**EXERCISE REQUIREMENTS:** Images stay out; everything else in the records is to be set down exactly.

**LISTED RECORDS:**

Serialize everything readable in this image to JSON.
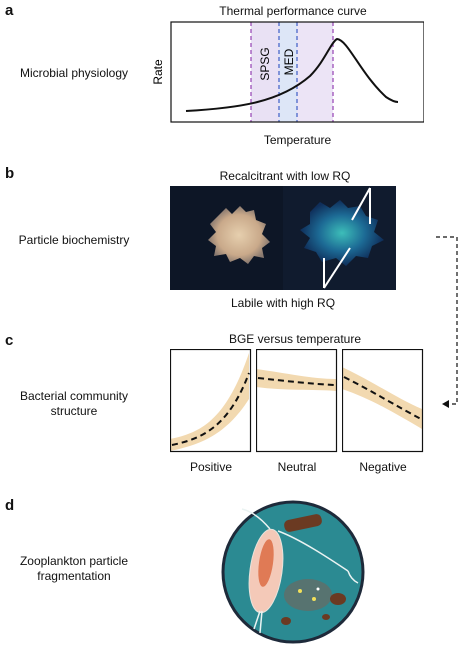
{
  "panels": [
    {
      "letter": "a",
      "row_label": "Microbial physiology"
    },
    {
      "letter": "b",
      "row_label": "Particle biochemistry"
    },
    {
      "letter": "c",
      "row_label_lines": [
        "Bacterial community",
        "structure"
      ]
    },
    {
      "letter": "d",
      "row_label_lines": [
        "Zooplankton particle",
        "fragmentation"
      ]
    }
  ],
  "panel_a": {
    "title": "Thermal performance curve",
    "xlabel": "Temperature",
    "ylabel": "Rate",
    "markers": [
      "SPSG",
      "MED"
    ],
    "colors": {
      "spsg_band": "#e9e1f4",
      "med_band": "#dde6f7",
      "spsg_line": "#9b4fb8",
      "med_line": "#4a67c9"
    }
  },
  "panel_b": {
    "top_caption": "Recalcitrant with low RQ",
    "bottom_caption": "Labile with high RQ"
  },
  "panel_c": {
    "title": "BGE versus temperature",
    "subplots": [
      {
        "label": "Positive",
        "trend": "positive"
      },
      {
        "label": "Neutral",
        "trend": "neutral"
      },
      {
        "label": "Negative",
        "trend": "negative"
      }
    ],
    "colors": {
      "band": "#f2d9b0"
    }
  },
  "panel_d": {
    "colors": {
      "circle": "#2b8a92",
      "outline": "#1e2a3a"
    }
  }
}
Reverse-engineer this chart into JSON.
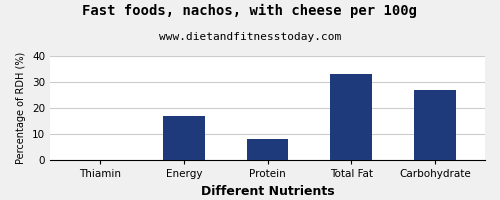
{
  "title": "Fast foods, nachos, with cheese per 100g",
  "subtitle": "www.dietandfitnesstoday.com",
  "xlabel": "Different Nutrients",
  "ylabel": "Percentage of RDH (%)",
  "categories": [
    "Thiamin",
    "Energy",
    "Protein",
    "Total Fat",
    "Carbohydrate"
  ],
  "values": [
    0,
    17,
    8,
    33,
    27
  ],
  "bar_color": "#1f3a7a",
  "ylim": [
    0,
    40
  ],
  "yticks": [
    0,
    10,
    20,
    30,
    40
  ],
  "background_color": "#f0f0f0",
  "plot_bg_color": "#ffffff",
  "title_fontsize": 10,
  "subtitle_fontsize": 8,
  "xlabel_fontsize": 9,
  "ylabel_fontsize": 7,
  "tick_fontsize": 7.5
}
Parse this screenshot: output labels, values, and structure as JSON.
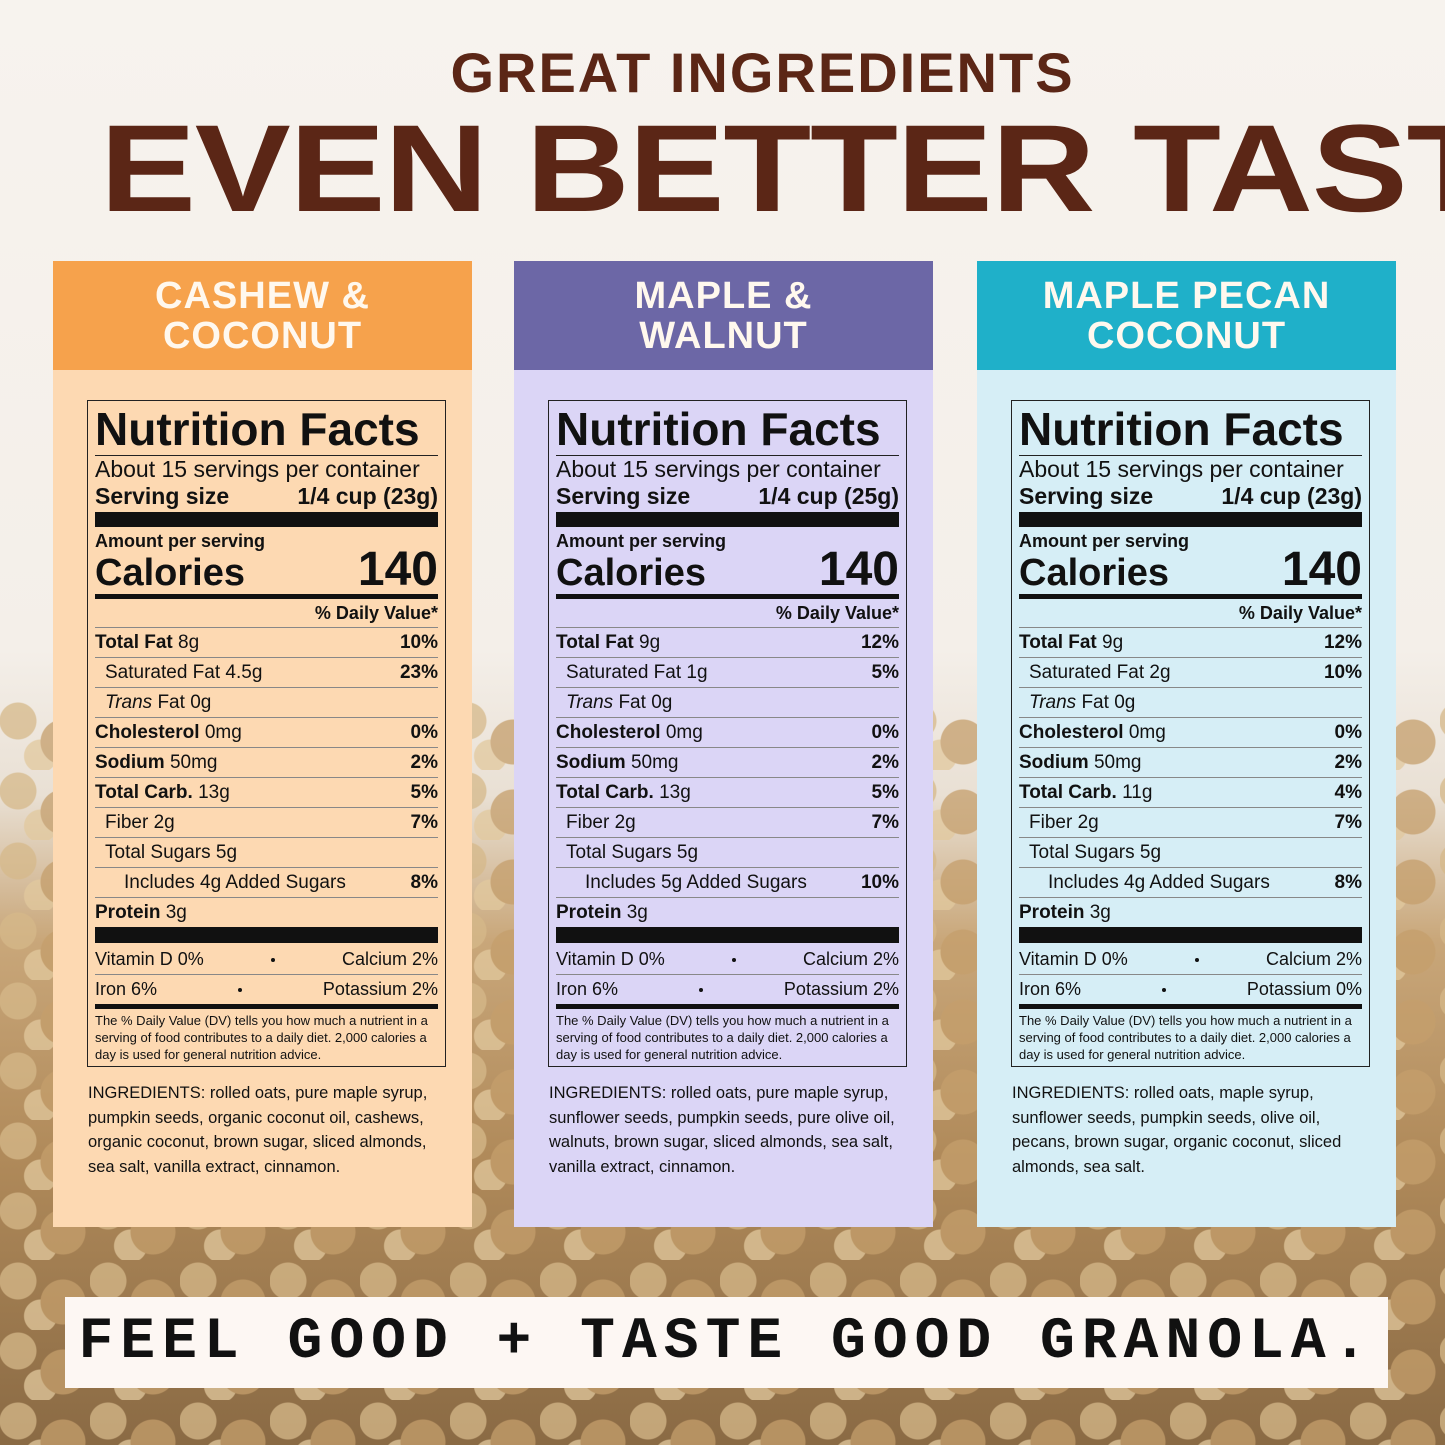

**OUTPUT FOR THIS TASK:**
Serialize everything readable in this image to JSON.
{
  "panels": [
    {
      "letter": "a",
      "row_label": "Microbial physiology"
    },
    {
      "letter": "b",
      "row_label": "Particle biochemistry"
    },
    {
      "letter": "c",
      "row_label_lines": [
        "Bacterial community",
        "structure"
      ]
    },
    {
      "letter": "d",
      "row_label_lines": [
        "Zooplankton particle",
        "fragmentation"
      ]
    }
  ],
  "panel_a": {
    "title": "Thermal performance curve",
    "xlabel": "Temperature",
    "ylabel": "Rate",
    "markers": [
      "SPSG",
      "MED"
    ],
    "colors": {
      "spsg_band": "#e9e1f4",
      "med_band": "#dde6f7",
      "spsg_line": "#9b4fb8",
      "med_line": "#4a67c9"
    }
  },
  "panel_b": {
    "top_caption": "Recalcitrant with low RQ",
    "bottom_caption": "Labile with high RQ"
  },
  "panel_c": {
    "title": "BGE versus temperature",
    "subplots": [
      {
        "label": "Positive",
        "trend": "positive"
      },
      {
        "label": "Neutral",
        "trend": "neutral"
      },
      {
        "label": "Negative",
        "trend": "negative"
      }
    ],
    "colors": {
      "band": "#f2d9b0"
    }
  },
  "panel_d": {
    "colors": {
      "circle": "#2b8a92",
      "outline": "#1e2a3a"
    }
  }
}
Reverse-engineer this chart into JSON.
{
  "title": "Fast foods, nachos, with cheese per 100g",
  "subtitle": "www.dietandfitnesstoday.com",
  "xlabel": "Different Nutrients",
  "ylabel": "Percentage of RDH (%)",
  "categories": [
    "Thiamin",
    "Energy",
    "Protein",
    "Total Fat",
    "Carbohydrate"
  ],
  "values": [
    0,
    17,
    8,
    33,
    27
  ],
  "bar_color": "#1f3a7a",
  "ylim": [
    0,
    40
  ],
  "yticks": [
    0,
    10,
    20,
    30,
    40
  ],
  "background_color": "#f0f0f0",
  "plot_bg_color": "#ffffff",
  "title_fontsize": 10,
  "subtitle_fontsize": 8,
  "xlabel_fontsize": 9,
  "ylabel_fontsize": 7,
  "tick_fontsize": 7.5
}
Parse this screenshot: output labels, values, and structure as JSON.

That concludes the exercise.